**Problem to solve:**
Write out every entry precisely as given, leaving the pictures out.

● ● ●

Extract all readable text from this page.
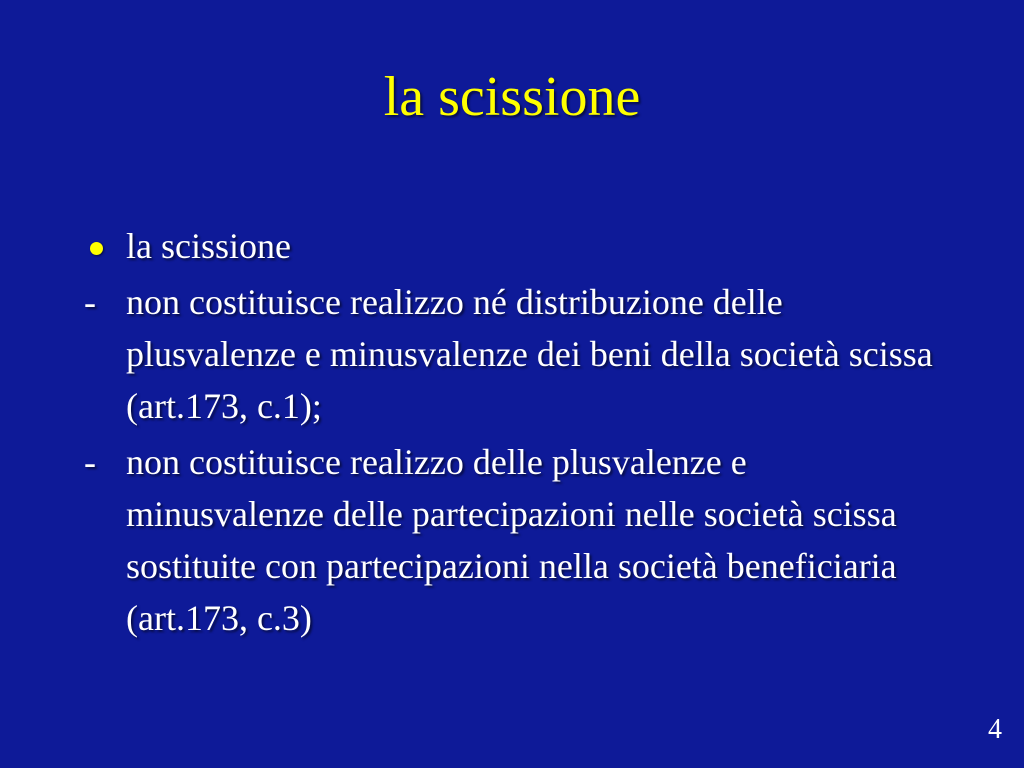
la scissione
la scissione
- non costituisce realizzo né distribuzione delle plusvalenze e minusvalenze dei beni della società scissa (art.173, c.1);
- non costituisce realizzo delle plusvalenze e minusvalenze delle partecipazioni nelle società scissa sostituite con partecipazioni nella società beneficiaria (art.173, c.3)
4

● ● ●

**Solved exercise:**
Extract all readable text from this page.
la scissione
la scissione
- non costituisce realizzo né distribuzione delle plusvalenze e minusvalenze dei beni della società scissa (art.173, c.1);
- non costituisce realizzo delle plusvalenze e minusvalenze delle partecipazioni nelle società scissa sostituite con partecipazioni nella società beneficiaria (art.173, c.3)
4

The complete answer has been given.